Below are some entries. Copy each line that holds the string "изнаночном".

* Start STORED RECORDS *

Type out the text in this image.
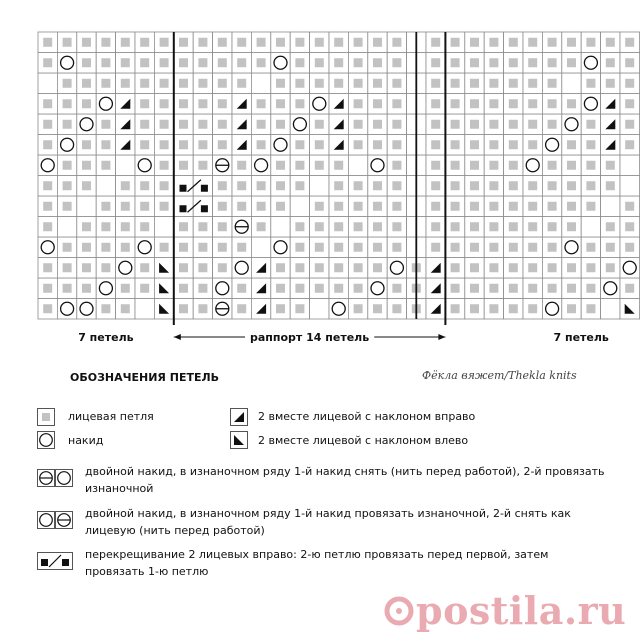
7 петель	раппорт 14 петель	7 петель
ОБОЗНАЧЕНИЯ ПЕТЕЛЬ	Фёкла вяжет/Thekla knits
лицевая петля
накид
2 вместе лицевой с наклоном вправо
2 вместе лицевой с наклоном влево
двойной накид, в изнаночном ряду 1-й накид снять (нить перед работой), 2-й провязать изнаночной
двойной накид, в изнаночном ряду 1-й накид провязать изнаночной, 2-й снять как лицевую (нить перед работой)
перекрещивание 2 лицевых вправо: 2-ю петлю провязать перед первой, затем провязать 1-ю петлю
postila.ru
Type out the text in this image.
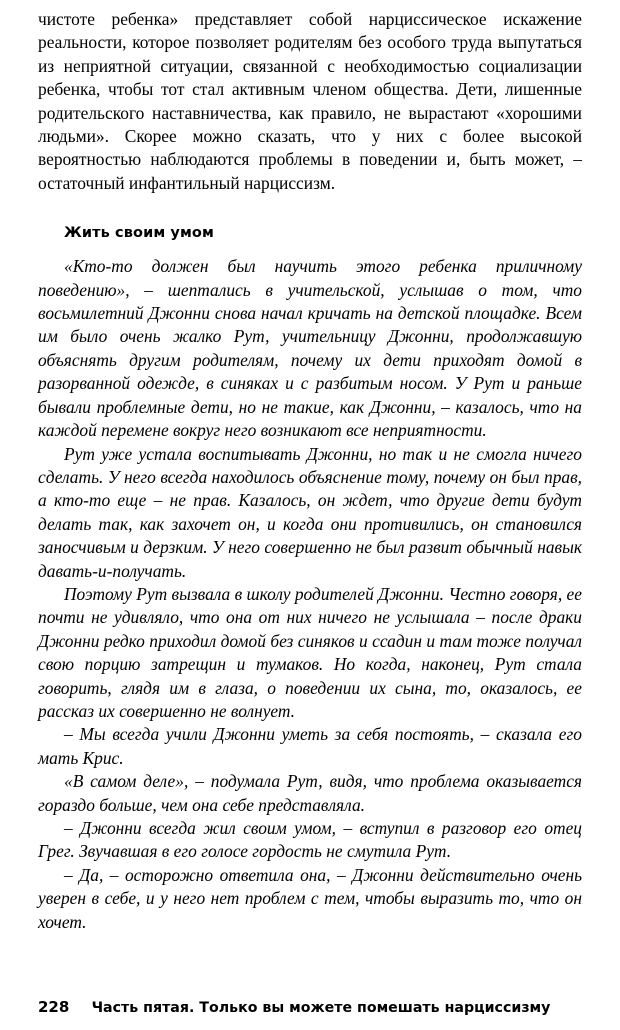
чистоте ребенка» представляет собой нарциссическое искажение реальности, которое позволяет родителям без особого труда выпутаться из неприятной ситуации, связанной с необходимостью социализации ребенка, чтобы тот стал активным членом общества. Дети, лишенные родительского наставничества, как правило, не вырастают «хорошими людьми». Скорее можно сказать, что у них с более высокой вероятностью наблюдаются проблемы в поведении и, быть может, – остаточный инфантильный нарциссизм.

Жить своим умом

«Кто-то должен был научить этого ребенка приличному поведению», – шептались в учительской, услышав о том, что восьмилетний Джонни снова начал кричать на детской площадке. Всем им было очень жалко Рут, учительницу Джонни, продолжавшую объяснять другим родителям, почему их дети приходят домой в разорванной одежде, в синяках и с разбитым носом. У Рут и раньше бывали проблемные дети, но не такие, как Джонни, – казалось, что на каждой перемене вокруг него возникают все неприятности.

Рут уже устала воспитывать Джонни, но так и не смогла ничего сделать. У него всегда находилось объяснение тому, почему он был прав, а кто-то еще – не прав. Казалось, он ждет, что другие дети будут делать так, как захочет он, и когда они противились, он становился заносчивым и дерзким. У него совершенно не был развит обычный навык давать-и-получать.

Поэтому Рут вызвала в школу родителей Джонни. Честно говоря, ее почти не удивляло, что она от них ничего не услышала – после драки Джонни редко приходил домой без синяков и ссадин и там тоже получал свою порцию затрещин и тумаков. Но когда, наконец, Рут стала говорить, глядя им в глаза, о поведении их сына, то, оказалось, ее рассказ их совершенно не волнует.

– Мы всегда учили Джонни уметь за себя постоять, – сказала его мать Крис.

«В самом деле», – подумала Рут, видя, что проблема оказывается гораздо больше, чем она себе представляла.

– Джонни всегда жил своим умом, – вступил в разговор его отец Грег. Звучавшая в его голосе гордость не смутила Рут.

– Да, – осторожно ответила она, – Джонни действительно очень уверен в себе, и у него нет проблем с тем, чтобы выразить то, что он хочет.

228	Часть пятая. Только вы можете помешать нарциссизму
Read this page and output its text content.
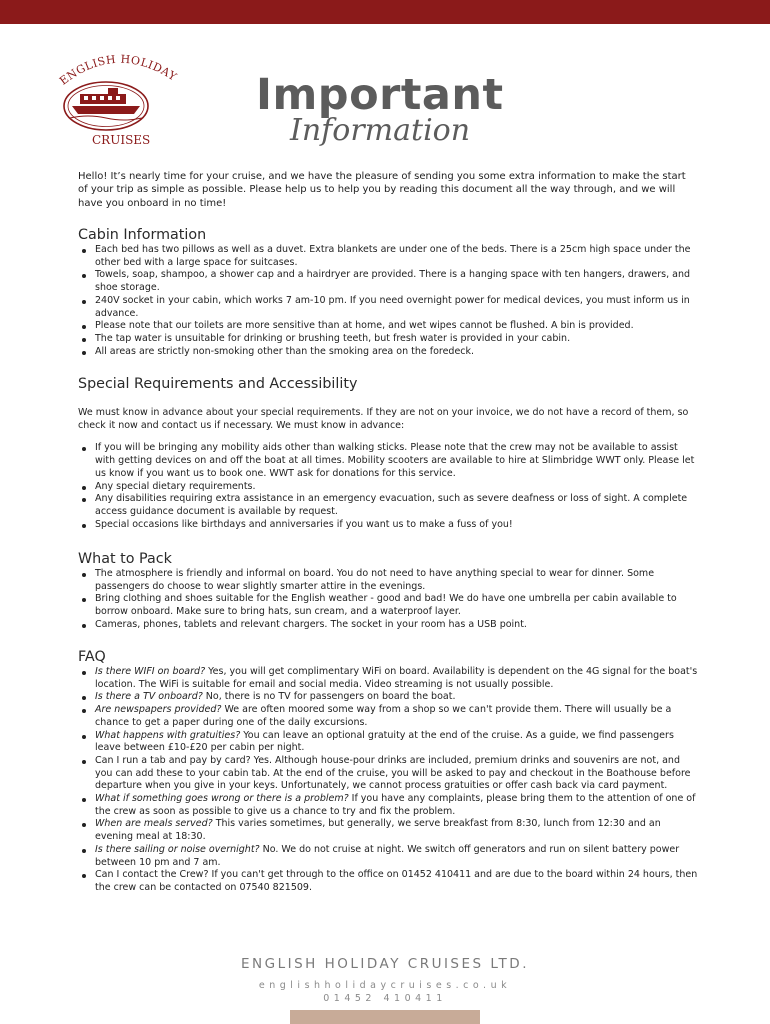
ENGLISH HOLIDAY
CRUISES
Important
Information

Hello! It’s nearly time for your cruise, and we have the pleasure of sending you some extra information to make the start of your trip as simple as possible. Please help us to help you by reading this document all the way through, and we will have you onboard in no time!

Cabin Information
Each bed has two pillows as well as a duvet. Extra blankets are under one of the beds. There is a 25cm high space under the other bed with a large space for suitcases.
Towels, soap, shampoo, a shower cap and a hairdryer are provided. There is a hanging space with ten hangers, drawers, and shoe storage.
240V socket in your cabin, which works 7 am-10 pm. If you need overnight power for medical devices, you must inform us in advance.
Please note that our toilets are more sensitive than at home, and wet wipes cannot be flushed. A bin is provided.
The tap water is unsuitable for drinking or brushing teeth, but fresh water is provided in your cabin.
All areas are strictly non-smoking other than the smoking area on the foredeck.
Special Requirements and Accessibility

We must know in advance about your special requirements. If they are not on your invoice, we do not have a record of them, so check it now and contact us if necessary. We must know in advance:

If you will be bringing any mobility aids other than walking sticks. Please note that the crew may not be available to assist with getting devices on and off the boat at all times. Mobility scooters are available to hire at Slimbridge WWT only. Please let us know if you want us to book one. WWT ask for donations for this service.
Any special dietary requirements.
Any disabilities requiring extra assistance in an emergency evacuation, such as severe deafness or loss of sight. A complete access guidance document is available by request.
Special occasions like birthdays and anniversaries if you want us to make a fuss of you!
What to Pack
The atmosphere is friendly and informal on board. You do not need to have anything special to wear for dinner. Some passengers do choose to wear slightly smarter attire in the evenings.
Bring clothing and shoes suitable for the English weather - good and bad! We do have one umbrella per cabin available to borrow onboard. Make sure to bring hats, sun cream, and a waterproof layer.
Cameras, phones, tablets and relevant chargers. The socket in your room has a USB point.
FAQ
Is there WIFI on board? Yes, you will get complimentary WiFi on board. Availability is dependent on the 4G signal for the boat's location. The WiFi is suitable for email and social media. Video streaming is not usually possible.
Is there a TV onboard? No, there is no TV for passengers on board the boat.
Are newspapers provided? We are often moored some way from a shop so we can't provide them. There will usually be a chance to get a paper during one of the daily excursions.
What happens with gratuities? You can leave an optional gratuity at the end of the cruise. As a guide, we find passengers leave between £10-£20 per cabin per night.
Can I run a tab and pay by card? Yes. Although house-pour drinks are included, premium drinks and souvenirs are not, and you can add these to your cabin tab. At the end of the cruise, you will be asked to pay and checkout in the Boathouse before departure when you give in your keys. Unfortunately, we cannot process gratuities or offer cash back via card payment.
What if something goes wrong or there is a problem? If you have any complaints, please bring them to the attention of one of the crew as soon as possible to give us a chance to try and fix the problem.
When are meals served? This varies sometimes, but generally, we serve breakfast from 8:30, lunch from 12:30 and an evening meal at 18:30.
Is there sailing or noise overnight? No. We do not cruise at night. We switch off generators and run on silent battery power between 10 pm and 7 am.
Can I contact the Crew? If you can't get through to the office on 01452 410411 and are due to the board within 24 hours, then the crew can be contacted on 07540 821509.
ENGLISH HOLIDAY CRUISES LTD.
englishholidaycruises.co.uk
01452 410411
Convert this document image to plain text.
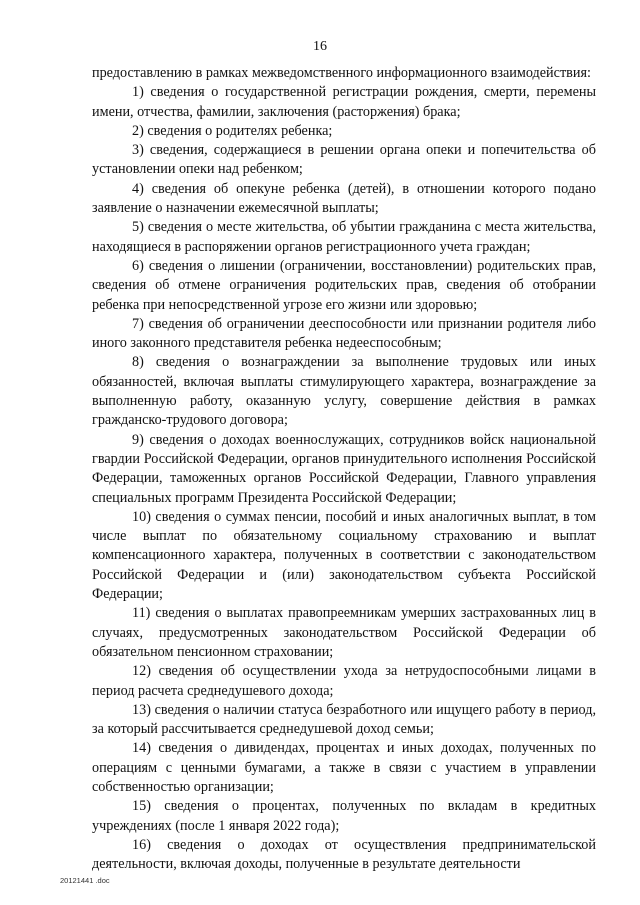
16

предоставлению в рамках межведомственного информационного взаимодействия:

1) сведения о государственной регистрации рождения, смерти, перемены имени, отчества, фамилии, заключения (расторжения) брака;

2) сведения о родителях ребенка;

3) сведения, содержащиеся в решении органа опеки и попечительства об установлении опеки над ребенком;

4) сведения об опекуне ребенка (детей), в отношении которого подано заявление о назначении ежемесячной выплаты;

5) сведения о месте жительства, об убытии гражданина с места жительства, находящиеся в распоряжении органов регистрационного учета граждан;

6) сведения о лишении (ограничении, восстановлении) родительских прав, сведения об отмене ограничения родительских прав, сведения об отобрании ребенка при непосредственной угрозе его жизни или здоровью;

7) сведения об ограничении дееспособности или признании родителя либо иного законного представителя ребенка недееспособным;

8) сведения о вознаграждении за выполнение трудовых или иных обязанностей, включая выплаты стимулирующего характера, вознаграждение за выполненную работу, оказанную услугу, совершение действия в рамках гражданско-трудового договора;

9) сведения о доходах военнослужащих, сотрудников войск национальной гвардии Российской Федерации, органов принудительного исполнения Российской Федерации, таможенных органов Российской Федерации, Главного управления специальных программ Президента Российской Федерации;

10) сведения о суммах пенсии, пособий и иных аналогичных выплат, в том числе выплат по обязательному социальному страхованию и выплат компенсационного характера, полученных в соответствии с законодательством Российской Федерации и (или) законодательством субъекта Российской Федерации;

11) сведения о выплатах правопреемникам умерших застрахованных лиц в случаях, предусмотренных законодательством Российской Федерации об обязательном пенсионном страховании;

12) сведения об осуществлении ухода за нетрудоспособными лицами в период расчета среднедушевого дохода;

13) сведения о наличии статуса безработного или ищущего работу в период, за который рассчитывается среднедушевой доход семьи;

14) сведения о дивидендах, процентах и иных доходах, полученных по операциям с ценными бумагами, а также в связи с участием в управлении собственностью организации;

15) сведения о процентах, полученных по вкладам в кредитных учреждениях (после 1 января 2022 года);

16) сведения о доходах от осуществления предпринимательской деятельности, включая доходы, полученные в результате деятельности

20121441 .doc
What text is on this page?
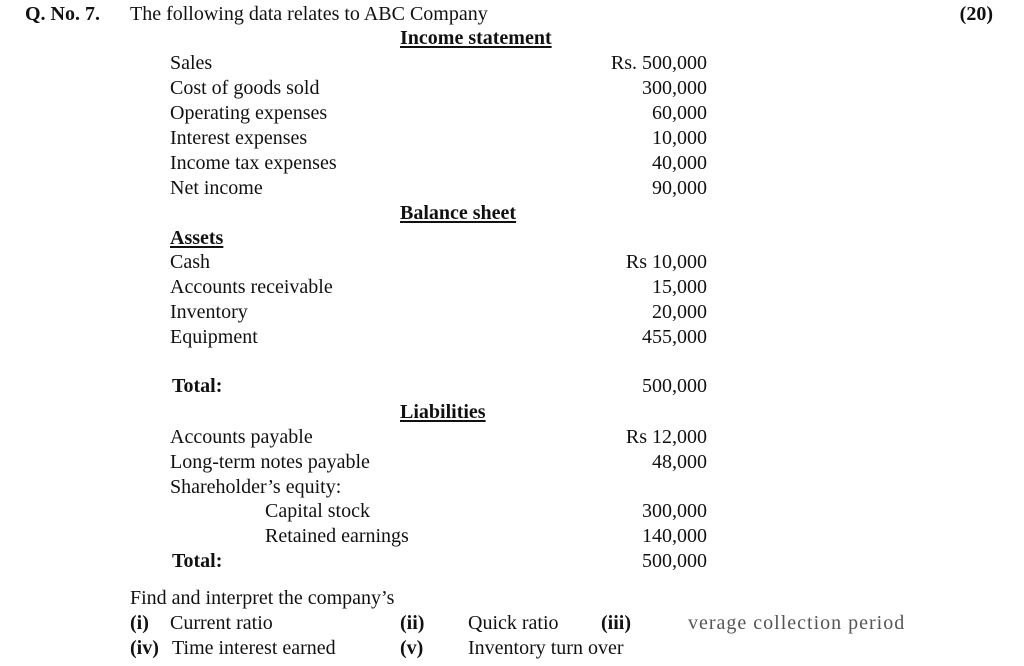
Q. No. 7. The following data relates to ABC Company	(20)
Income statement
Sales	Rs. 500,000
Cost of goods sold	300,000
Operating expenses	60,000
Interest expenses	10,000
Income tax expenses	40,000
Net income	90,000
Balance sheet
Assets
Cash	Rs 10,000
Accounts receivable	15,000
Inventory	20,000
Equipment	455,000
Total:	500,000
Liabilities
Accounts payable	Rs 12,000
Long-term notes payable	48,000
Shareholder’s equity:
Capital stock	300,000
Retained earnings	140,000
Total:	500,000
Find and interpret the company’s
(i) Current ratio	(ii) Quick ratio (iii)	verage collection period
(iv) Time interest earned	(v) Inventory turn over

* End STORED RECORDS *

**RESPONSE BELOW**
двойной накид, в изнаночном ряду 1-й накид снять (нить перед работой), 2-й провязать изнаночной
двойной накид, в изнаночном ряду 1-й накид провязать изнаночной, 2-й снять как лицевую (нить перед работой)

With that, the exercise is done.